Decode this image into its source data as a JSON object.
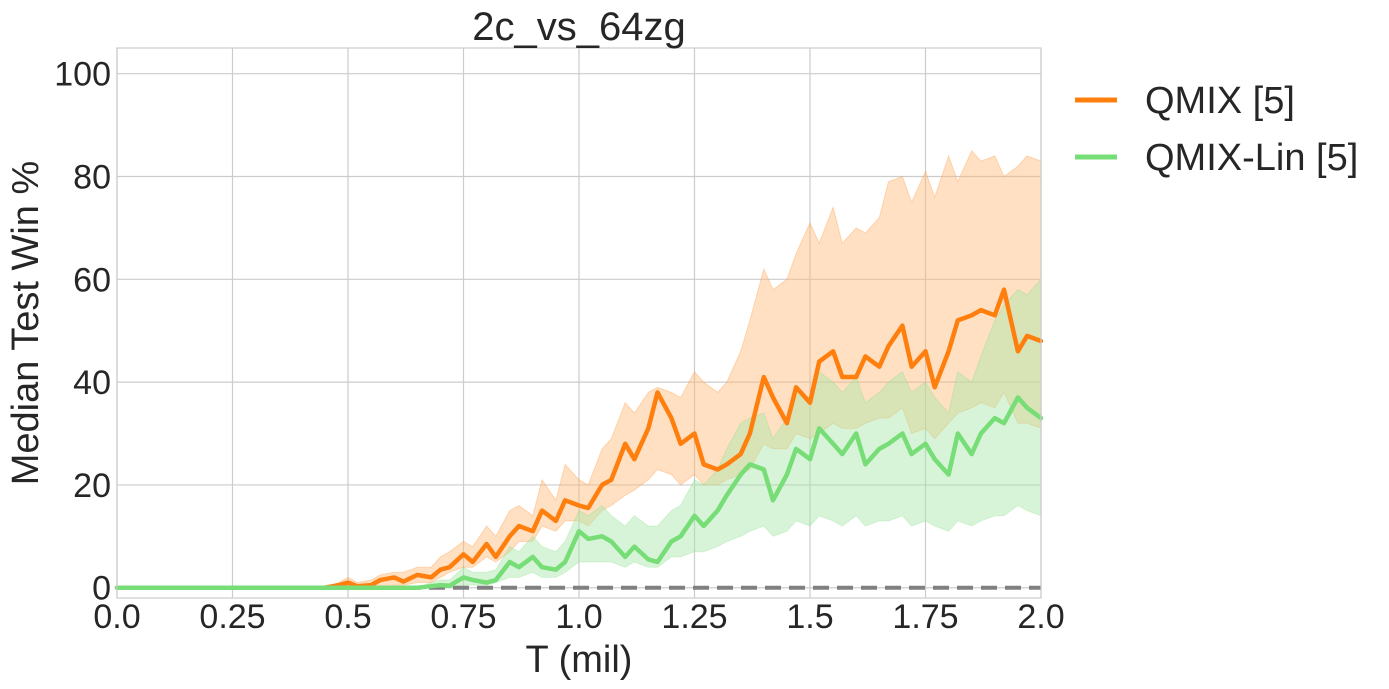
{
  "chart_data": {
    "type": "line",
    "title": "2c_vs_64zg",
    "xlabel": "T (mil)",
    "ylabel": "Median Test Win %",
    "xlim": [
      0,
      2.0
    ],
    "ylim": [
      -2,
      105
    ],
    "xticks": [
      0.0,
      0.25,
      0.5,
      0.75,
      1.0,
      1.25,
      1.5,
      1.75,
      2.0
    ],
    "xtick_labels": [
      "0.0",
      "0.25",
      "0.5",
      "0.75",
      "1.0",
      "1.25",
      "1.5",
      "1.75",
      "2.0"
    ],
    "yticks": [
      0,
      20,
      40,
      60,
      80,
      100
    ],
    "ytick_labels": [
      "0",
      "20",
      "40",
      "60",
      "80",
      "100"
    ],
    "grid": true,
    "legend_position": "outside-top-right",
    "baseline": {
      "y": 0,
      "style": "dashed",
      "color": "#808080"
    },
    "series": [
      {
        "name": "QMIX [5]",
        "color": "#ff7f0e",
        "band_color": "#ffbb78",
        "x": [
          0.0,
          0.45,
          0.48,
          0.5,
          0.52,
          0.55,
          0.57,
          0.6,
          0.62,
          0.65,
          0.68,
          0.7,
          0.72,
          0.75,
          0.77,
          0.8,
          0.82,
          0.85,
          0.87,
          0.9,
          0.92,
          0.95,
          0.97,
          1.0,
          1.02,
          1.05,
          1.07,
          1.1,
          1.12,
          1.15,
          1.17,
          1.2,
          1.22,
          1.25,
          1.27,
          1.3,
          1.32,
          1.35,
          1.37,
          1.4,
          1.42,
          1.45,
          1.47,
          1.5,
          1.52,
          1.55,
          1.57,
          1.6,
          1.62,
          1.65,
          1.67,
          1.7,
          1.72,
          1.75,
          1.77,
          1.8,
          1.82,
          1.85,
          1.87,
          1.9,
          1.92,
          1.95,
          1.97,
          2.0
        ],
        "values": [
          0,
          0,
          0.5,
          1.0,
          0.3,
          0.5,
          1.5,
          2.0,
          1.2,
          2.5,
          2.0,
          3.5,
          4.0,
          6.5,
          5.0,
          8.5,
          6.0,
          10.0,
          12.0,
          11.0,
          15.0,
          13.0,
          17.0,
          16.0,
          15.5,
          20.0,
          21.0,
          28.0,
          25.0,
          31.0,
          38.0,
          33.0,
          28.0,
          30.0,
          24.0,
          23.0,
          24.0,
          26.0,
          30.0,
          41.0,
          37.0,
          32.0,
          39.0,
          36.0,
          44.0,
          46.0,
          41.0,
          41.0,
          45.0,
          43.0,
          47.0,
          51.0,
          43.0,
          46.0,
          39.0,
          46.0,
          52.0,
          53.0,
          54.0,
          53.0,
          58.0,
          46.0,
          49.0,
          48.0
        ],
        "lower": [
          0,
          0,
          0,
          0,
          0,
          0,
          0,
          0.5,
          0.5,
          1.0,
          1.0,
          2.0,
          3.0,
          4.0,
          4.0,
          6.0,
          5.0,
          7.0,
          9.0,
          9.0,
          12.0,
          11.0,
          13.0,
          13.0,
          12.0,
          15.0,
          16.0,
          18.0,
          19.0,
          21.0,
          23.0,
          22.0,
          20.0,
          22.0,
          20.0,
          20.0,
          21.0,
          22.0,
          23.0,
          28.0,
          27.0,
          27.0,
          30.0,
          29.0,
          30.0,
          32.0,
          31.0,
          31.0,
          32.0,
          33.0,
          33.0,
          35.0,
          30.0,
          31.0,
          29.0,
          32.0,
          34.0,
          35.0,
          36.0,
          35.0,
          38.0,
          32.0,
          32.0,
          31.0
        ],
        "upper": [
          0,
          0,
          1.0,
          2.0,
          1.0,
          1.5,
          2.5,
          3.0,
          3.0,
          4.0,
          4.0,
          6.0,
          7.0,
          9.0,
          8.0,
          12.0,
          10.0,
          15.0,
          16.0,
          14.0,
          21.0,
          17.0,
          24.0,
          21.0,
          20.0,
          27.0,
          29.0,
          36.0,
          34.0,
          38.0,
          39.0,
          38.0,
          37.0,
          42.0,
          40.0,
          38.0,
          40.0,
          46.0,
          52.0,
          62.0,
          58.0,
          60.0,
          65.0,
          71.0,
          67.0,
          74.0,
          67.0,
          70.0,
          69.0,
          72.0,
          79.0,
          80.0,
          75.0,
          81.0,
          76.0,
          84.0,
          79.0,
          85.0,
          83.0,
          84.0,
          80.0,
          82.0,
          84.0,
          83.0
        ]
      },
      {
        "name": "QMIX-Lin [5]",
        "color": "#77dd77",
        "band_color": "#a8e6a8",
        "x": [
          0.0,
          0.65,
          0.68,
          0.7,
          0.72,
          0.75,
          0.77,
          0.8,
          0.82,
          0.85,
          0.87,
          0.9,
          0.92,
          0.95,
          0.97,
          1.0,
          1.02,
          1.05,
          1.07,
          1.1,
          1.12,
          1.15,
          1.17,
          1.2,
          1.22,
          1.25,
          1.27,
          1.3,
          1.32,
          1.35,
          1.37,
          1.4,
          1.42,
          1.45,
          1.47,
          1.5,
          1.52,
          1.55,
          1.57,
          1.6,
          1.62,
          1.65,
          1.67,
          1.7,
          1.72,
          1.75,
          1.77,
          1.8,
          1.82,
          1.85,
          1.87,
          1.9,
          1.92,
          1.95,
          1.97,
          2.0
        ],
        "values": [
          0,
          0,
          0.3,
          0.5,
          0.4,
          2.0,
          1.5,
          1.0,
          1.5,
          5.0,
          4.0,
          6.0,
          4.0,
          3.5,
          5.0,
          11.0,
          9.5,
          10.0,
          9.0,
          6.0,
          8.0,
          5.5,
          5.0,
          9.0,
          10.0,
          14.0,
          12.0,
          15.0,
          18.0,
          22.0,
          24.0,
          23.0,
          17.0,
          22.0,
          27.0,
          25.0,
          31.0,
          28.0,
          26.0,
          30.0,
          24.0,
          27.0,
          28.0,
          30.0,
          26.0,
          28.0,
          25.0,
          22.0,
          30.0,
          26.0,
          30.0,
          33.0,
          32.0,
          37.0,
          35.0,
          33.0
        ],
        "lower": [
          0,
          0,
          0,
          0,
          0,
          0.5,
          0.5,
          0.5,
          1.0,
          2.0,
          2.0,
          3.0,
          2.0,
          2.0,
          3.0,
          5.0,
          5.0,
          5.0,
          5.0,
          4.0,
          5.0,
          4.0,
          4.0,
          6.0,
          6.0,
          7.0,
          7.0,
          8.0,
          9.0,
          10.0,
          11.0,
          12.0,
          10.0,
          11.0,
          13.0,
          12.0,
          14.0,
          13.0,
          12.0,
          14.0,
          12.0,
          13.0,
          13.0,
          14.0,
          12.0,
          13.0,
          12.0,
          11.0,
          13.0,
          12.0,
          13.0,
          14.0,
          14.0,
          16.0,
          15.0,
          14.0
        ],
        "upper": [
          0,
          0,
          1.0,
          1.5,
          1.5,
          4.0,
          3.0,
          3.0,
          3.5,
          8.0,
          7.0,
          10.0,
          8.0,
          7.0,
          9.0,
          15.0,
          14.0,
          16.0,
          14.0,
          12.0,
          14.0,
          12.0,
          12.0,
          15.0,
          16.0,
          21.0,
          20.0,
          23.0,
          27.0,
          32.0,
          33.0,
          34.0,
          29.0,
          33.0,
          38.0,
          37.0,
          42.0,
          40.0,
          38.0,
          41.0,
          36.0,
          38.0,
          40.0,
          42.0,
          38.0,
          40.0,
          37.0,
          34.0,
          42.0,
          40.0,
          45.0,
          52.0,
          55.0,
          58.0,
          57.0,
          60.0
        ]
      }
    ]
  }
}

□ □ □ □ □ □ □

### EXERCISE BRIEF
Leave out the pictures and copy everything else in the records word for word.

### EXERCISE SOLUTION
Decode this image into its source data as a JSON object.
{
  "chart_data": {
    "type": "line",
    "title": "2c_vs_64zg",
    "xlabel": "T (mil)",
    "ylabel": "Median Test Win %",
    "xlim": [
      0,
      2.0
    ],
    "ylim": [
      -2,
      105
    ],
    "xticks": [
      0.0,
      0.25,
      0.5,
      0.75,
      1.0,
      1.25,
      1.5,
      1.75,
      2.0
    ],
    "xtick_labels": [
      "0.0",
      "0.25",
      "0.5",
      "0.75",
      "1.0",
      "1.25",
      "1.5",
      "1.75",
      "2.0"
    ],
    "yticks": [
      0,
      20,
      40,
      60,
      80,
      100
    ],
    "ytick_labels": [
      "0",
      "20",
      "40",
      "60",
      "80",
      "100"
    ],
    "grid": true,
    "legend_position": "outside-top-right",
    "baseline": {
      "y": 0,
      "style": "dashed",
      "color": "#808080"
    },
    "series": [
      {
        "name": "QMIX [5]",
        "color": "#ff7f0e",
        "band_color": "#ffbb78",
        "x": [
          0.0,
          0.45,
          0.48,
          0.5,
          0.52,
          0.55,
          0.57,
          0.6,
          0.62,
          0.65,
          0.68,
          0.7,
          0.72,
          0.75,
          0.77,
          0.8,
          0.82,
          0.85,
          0.87,
          0.9,
          0.92,
          0.95,
          0.97,
          1.0,
          1.02,
          1.05,
          1.07,
          1.1,
          1.12,
          1.15,
          1.17,
          1.2,
          1.22,
          1.25,
          1.27,
          1.3,
          1.32,
          1.35,
          1.37,
          1.4,
          1.42,
          1.45,
          1.47,
          1.5,
          1.52,
          1.55,
          1.57,
          1.6,
          1.62,
          1.65,
          1.67,
          1.7,
          1.72,
          1.75,
          1.77,
          1.8,
          1.82,
          1.85,
          1.87,
          1.9,
          1.92,
          1.95,
          1.97,
          2.0
        ],
        "values": [
          0,
          0,
          0.5,
          1.0,
          0.3,
          0.5,
          1.5,
          2.0,
          1.2,
          2.5,
          2.0,
          3.5,
          4.0,
          6.5,
          5.0,
          8.5,
          6.0,
          10.0,
          12.0,
          11.0,
          15.0,
          13.0,
          17.0,
          16.0,
          15.5,
          20.0,
          21.0,
          28.0,
          25.0,
          31.0,
          38.0,
          33.0,
          28.0,
          30.0,
          24.0,
          23.0,
          24.0,
          26.0,
          30.0,
          41.0,
          37.0,
          32.0,
          39.0,
          36.0,
          44.0,
          46.0,
          41.0,
          41.0,
          45.0,
          43.0,
          47.0,
          51.0,
          43.0,
          46.0,
          39.0,
          46.0,
          52.0,
          53.0,
          54.0,
          53.0,
          58.0,
          46.0,
          49.0,
          48.0
        ],
        "lower": [
          0,
          0,
          0,
          0,
          0,
          0,
          0,
          0.5,
          0.5,
          1.0,
          1.0,
          2.0,
          3.0,
          4.0,
          4.0,
          6.0,
          5.0,
          7.0,
          9.0,
          9.0,
          12.0,
          11.0,
          13.0,
          13.0,
          12.0,
          15.0,
          16.0,
          18.0,
          19.0,
          21.0,
          23.0,
          22.0,
          20.0,
          22.0,
          20.0,
          20.0,
          21.0,
          22.0,
          23.0,
          28.0,
          27.0,
          27.0,
          30.0,
          29.0,
          30.0,
          32.0,
          31.0,
          31.0,
          32.0,
          33.0,
          33.0,
          35.0,
          30.0,
          31.0,
          29.0,
          32.0,
          34.0,
          35.0,
          36.0,
          35.0,
          38.0,
          32.0,
          32.0,
          31.0
        ],
        "upper": [
          0,
          0,
          1.0,
          2.0,
          1.0,
          1.5,
          2.5,
          3.0,
          3.0,
          4.0,
          4.0,
          6.0,
          7.0,
          9.0,
          8.0,
          12.0,
          10.0,
          15.0,
          16.0,
          14.0,
          21.0,
          17.0,
          24.0,
          21.0,
          20.0,
          27.0,
          29.0,
          36.0,
          34.0,
          38.0,
          39.0,
          38.0,
          37.0,
          42.0,
          40.0,
          38.0,
          40.0,
          46.0,
          52.0,
          62.0,
          58.0,
          60.0,
          65.0,
          71.0,
          67.0,
          74.0,
          67.0,
          70.0,
          69.0,
          72.0,
          79.0,
          80.0,
          75.0,
          81.0,
          76.0,
          84.0,
          79.0,
          85.0,
          83.0,
          84.0,
          80.0,
          82.0,
          84.0,
          83.0
        ]
      },
      {
        "name": "QMIX-Lin [5]",
        "color": "#77dd77",
        "band_color": "#a8e6a8",
        "x": [
          0.0,
          0.65,
          0.68,
          0.7,
          0.72,
          0.75,
          0.77,
          0.8,
          0.82,
          0.85,
          0.87,
          0.9,
          0.92,
          0.95,
          0.97,
          1.0,
          1.02,
          1.05,
          1.07,
          1.1,
          1.12,
          1.15,
          1.17,
          1.2,
          1.22,
          1.25,
          1.27,
          1.3,
          1.32,
          1.35,
          1.37,
          1.4,
          1.42,
          1.45,
          1.47,
          1.5,
          1.52,
          1.55,
          1.57,
          1.6,
          1.62,
          1.65,
          1.67,
          1.7,
          1.72,
          1.75,
          1.77,
          1.8,
          1.82,
          1.85,
          1.87,
          1.9,
          1.92,
          1.95,
          1.97,
          2.0
        ],
        "values": [
          0,
          0,
          0.3,
          0.5,
          0.4,
          2.0,
          1.5,
          1.0,
          1.5,
          5.0,
          4.0,
          6.0,
          4.0,
          3.5,
          5.0,
          11.0,
          9.5,
          10.0,
          9.0,
          6.0,
          8.0,
          5.5,
          5.0,
          9.0,
          10.0,
          14.0,
          12.0,
          15.0,
          18.0,
          22.0,
          24.0,
          23.0,
          17.0,
          22.0,
          27.0,
          25.0,
          31.0,
          28.0,
          26.0,
          30.0,
          24.0,
          27.0,
          28.0,
          30.0,
          26.0,
          28.0,
          25.0,
          22.0,
          30.0,
          26.0,
          30.0,
          33.0,
          32.0,
          37.0,
          35.0,
          33.0
        ],
        "lower": [
          0,
          0,
          0,
          0,
          0,
          0.5,
          0.5,
          0.5,
          1.0,
          2.0,
          2.0,
          3.0,
          2.0,
          2.0,
          3.0,
          5.0,
          5.0,
          5.0,
          5.0,
          4.0,
          5.0,
          4.0,
          4.0,
          6.0,
          6.0,
          7.0,
          7.0,
          8.0,
          9.0,
          10.0,
          11.0,
          12.0,
          10.0,
          11.0,
          13.0,
          12.0,
          14.0,
          13.0,
          12.0,
          14.0,
          12.0,
          13.0,
          13.0,
          14.0,
          12.0,
          13.0,
          12.0,
          11.0,
          13.0,
          12.0,
          13.0,
          14.0,
          14.0,
          16.0,
          15.0,
          14.0
        ],
        "upper": [
          0,
          0,
          1.0,
          1.5,
          1.5,
          4.0,
          3.0,
          3.0,
          3.5,
          8.0,
          7.0,
          10.0,
          8.0,
          7.0,
          9.0,
          15.0,
          14.0,
          16.0,
          14.0,
          12.0,
          14.0,
          12.0,
          12.0,
          15.0,
          16.0,
          21.0,
          20.0,
          23.0,
          27.0,
          32.0,
          33.0,
          34.0,
          29.0,
          33.0,
          38.0,
          37.0,
          42.0,
          40.0,
          38.0,
          41.0,
          36.0,
          38.0,
          40.0,
          42.0,
          38.0,
          40.0,
          37.0,
          34.0,
          42.0,
          40.0,
          45.0,
          52.0,
          55.0,
          58.0,
          57.0,
          60.0
        ]
      }
    ]
  }
}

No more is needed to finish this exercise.